* START Records for the task *
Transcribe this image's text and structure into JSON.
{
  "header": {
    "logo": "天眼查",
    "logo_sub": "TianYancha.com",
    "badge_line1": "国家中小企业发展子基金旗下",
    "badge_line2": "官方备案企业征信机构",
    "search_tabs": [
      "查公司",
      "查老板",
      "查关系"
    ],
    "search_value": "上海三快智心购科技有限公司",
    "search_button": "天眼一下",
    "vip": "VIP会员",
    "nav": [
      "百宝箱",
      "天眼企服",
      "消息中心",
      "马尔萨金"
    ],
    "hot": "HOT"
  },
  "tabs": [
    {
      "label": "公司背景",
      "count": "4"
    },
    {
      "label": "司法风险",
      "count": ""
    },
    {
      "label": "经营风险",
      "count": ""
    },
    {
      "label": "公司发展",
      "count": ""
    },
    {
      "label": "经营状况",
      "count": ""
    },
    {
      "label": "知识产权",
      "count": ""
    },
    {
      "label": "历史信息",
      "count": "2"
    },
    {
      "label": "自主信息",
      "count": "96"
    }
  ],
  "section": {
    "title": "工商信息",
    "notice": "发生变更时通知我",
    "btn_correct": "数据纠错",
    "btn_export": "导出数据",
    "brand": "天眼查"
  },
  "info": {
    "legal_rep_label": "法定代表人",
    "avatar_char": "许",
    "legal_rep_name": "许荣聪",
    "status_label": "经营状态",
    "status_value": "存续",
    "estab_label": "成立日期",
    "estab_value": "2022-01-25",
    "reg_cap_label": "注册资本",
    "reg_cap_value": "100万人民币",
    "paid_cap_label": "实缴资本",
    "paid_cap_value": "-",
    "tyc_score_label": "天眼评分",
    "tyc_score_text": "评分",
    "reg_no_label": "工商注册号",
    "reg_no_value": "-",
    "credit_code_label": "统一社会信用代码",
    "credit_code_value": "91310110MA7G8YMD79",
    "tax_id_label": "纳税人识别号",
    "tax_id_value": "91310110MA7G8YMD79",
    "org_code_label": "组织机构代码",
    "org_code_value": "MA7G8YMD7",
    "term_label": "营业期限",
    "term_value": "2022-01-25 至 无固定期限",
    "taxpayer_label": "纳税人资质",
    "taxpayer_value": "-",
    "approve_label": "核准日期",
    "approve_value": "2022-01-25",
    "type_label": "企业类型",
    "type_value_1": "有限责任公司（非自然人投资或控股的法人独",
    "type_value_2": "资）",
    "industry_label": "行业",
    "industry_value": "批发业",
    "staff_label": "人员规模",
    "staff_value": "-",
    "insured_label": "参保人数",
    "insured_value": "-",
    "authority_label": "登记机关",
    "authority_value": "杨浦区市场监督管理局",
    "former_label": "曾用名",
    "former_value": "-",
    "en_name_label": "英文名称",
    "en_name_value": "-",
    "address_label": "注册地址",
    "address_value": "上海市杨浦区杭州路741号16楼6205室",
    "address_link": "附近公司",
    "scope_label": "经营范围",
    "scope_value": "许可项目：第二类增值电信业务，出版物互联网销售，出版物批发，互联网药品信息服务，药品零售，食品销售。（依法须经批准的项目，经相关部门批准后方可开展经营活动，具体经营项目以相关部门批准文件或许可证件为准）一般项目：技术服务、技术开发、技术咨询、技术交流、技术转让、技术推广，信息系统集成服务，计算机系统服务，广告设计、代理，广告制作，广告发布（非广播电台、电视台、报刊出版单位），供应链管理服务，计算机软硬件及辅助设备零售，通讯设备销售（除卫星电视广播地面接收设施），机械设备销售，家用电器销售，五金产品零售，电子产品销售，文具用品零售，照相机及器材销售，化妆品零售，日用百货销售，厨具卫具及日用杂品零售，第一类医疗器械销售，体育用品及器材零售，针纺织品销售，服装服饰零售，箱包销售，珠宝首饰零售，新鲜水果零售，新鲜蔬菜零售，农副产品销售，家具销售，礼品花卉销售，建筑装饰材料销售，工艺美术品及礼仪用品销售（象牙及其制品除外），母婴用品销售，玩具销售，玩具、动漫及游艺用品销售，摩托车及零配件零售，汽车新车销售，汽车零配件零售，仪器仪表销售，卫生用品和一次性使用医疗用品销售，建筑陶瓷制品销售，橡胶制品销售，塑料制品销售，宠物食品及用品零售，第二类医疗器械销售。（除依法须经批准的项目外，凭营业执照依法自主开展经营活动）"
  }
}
* END Records for the task *
Exercise directions. Retype the records above exactly.

Task result.
Transcribe this image's text and structure into JSON.
{
  "header": {
    "logo": "天眼查",
    "logo_sub": "TianYancha.com",
    "badge_line1": "国家中小企业发展子基金旗下",
    "badge_line2": "官方备案企业征信机构",
    "search_tabs": [
      "查公司",
      "查老板",
      "查关系"
    ],
    "search_value": "上海三快智心购科技有限公司",
    "search_button": "天眼一下",
    "vip": "VIP会员",
    "nav": [
      "百宝箱",
      "天眼企服",
      "消息中心",
      "马尔萨金"
    ],
    "hot": "HOT"
  },
  "tabs": [
    {
      "label": "公司背景",
      "count": "4"
    },
    {
      "label": "司法风险",
      "count": ""
    },
    {
      "label": "经营风险",
      "count": ""
    },
    {
      "label": "公司发展",
      "count": ""
    },
    {
      "label": "经营状况",
      "count": ""
    },
    {
      "label": "知识产权",
      "count": ""
    },
    {
      "label": "历史信息",
      "count": "2"
    },
    {
      "label": "自主信息",
      "count": "96"
    }
  ],
  "section": {
    "title": "工商信息",
    "notice": "发生变更时通知我",
    "btn_correct": "数据纠错",
    "btn_export": "导出数据",
    "brand": "天眼查"
  },
  "info": {
    "legal_rep_label": "法定代表人",
    "avatar_char": "许",
    "legal_rep_name": "许荣聪",
    "status_label": "经营状态",
    "status_value": "存续",
    "estab_label": "成立日期",
    "estab_value": "2022-01-25",
    "reg_cap_label": "注册资本",
    "reg_cap_value": "100万人民币",
    "paid_cap_label": "实缴资本",
    "paid_cap_value": "-",
    "tyc_score_label": "天眼评分",
    "tyc_score_text": "评分",
    "reg_no_label": "工商注册号",
    "reg_no_value": "-",
    "credit_code_label": "统一社会信用代码",
    "credit_code_value": "91310110MA7G8YMD79",
    "tax_id_label": "纳税人识别号",
    "tax_id_value": "91310110MA7G8YMD79",
    "org_code_label": "组织机构代码",
    "org_code_value": "MA7G8YMD7",
    "term_label": "营业期限",
    "term_value": "2022-01-25 至 无固定期限",
    "taxpayer_label": "纳税人资质",
    "taxpayer_value": "-",
    "approve_label": "核准日期",
    "approve_value": "2022-01-25",
    "type_label": "企业类型",
    "type_value_1": "有限责任公司（非自然人投资或控股的法人独",
    "type_value_2": "资）",
    "industry_label": "行业",
    "industry_value": "批发业",
    "staff_label": "人员规模",
    "staff_value": "-",
    "insured_label": "参保人数",
    "insured_value": "-",
    "authority_label": "登记机关",
    "authority_value": "杨浦区市场监督管理局",
    "former_label": "曾用名",
    "former_value": "-",
    "en_name_label": "英文名称",
    "en_name_value": "-",
    "address_label": "注册地址",
    "address_value": "上海市杨浦区杭州路741号16楼6205室",
    "address_link": "附近公司",
    "scope_label": "经营范围",
    "scope_value": "许可项目：第二类增值电信业务，出版物互联网销售，出版物批发，互联网药品信息服务，药品零售，食品销售。（依法须经批准的项目，经相关部门批准后方可开展经营活动，具体经营项目以相关部门批准文件或许可证件为准）一般项目：技术服务、技术开发、技术咨询、技术交流、技术转让、技术推广，信息系统集成服务，计算机系统服务，广告设计、代理，广告制作，广告发布（非广播电台、电视台、报刊出版单位），供应链管理服务，计算机软硬件及辅助设备零售，通讯设备销售（除卫星电视广播地面接收设施），机械设备销售，家用电器销售，五金产品零售，电子产品销售，文具用品零售，照相机及器材销售，化妆品零售，日用百货销售，厨具卫具及日用杂品零售，第一类医疗器械销售，体育用品及器材零售，针纺织品销售，服装服饰零售，箱包销售，珠宝首饰零售，新鲜水果零售，新鲜蔬菜零售，农副产品销售，家具销售，礼品花卉销售，建筑装饰材料销售，工艺美术品及礼仪用品销售（象牙及其制品除外），母婴用品销售，玩具销售，玩具、动漫及游艺用品销售，摩托车及零配件零售，汽车新车销售，汽车零配件零售，仪器仪表销售，卫生用品和一次性使用医疗用品销售，建筑陶瓷制品销售，橡胶制品销售，塑料制品销售，宠物食品及用品零售，第二类医疗器械销售。（除依法须经批准的项目外，凭营业执照依法自主开展经营活动）"
  }
}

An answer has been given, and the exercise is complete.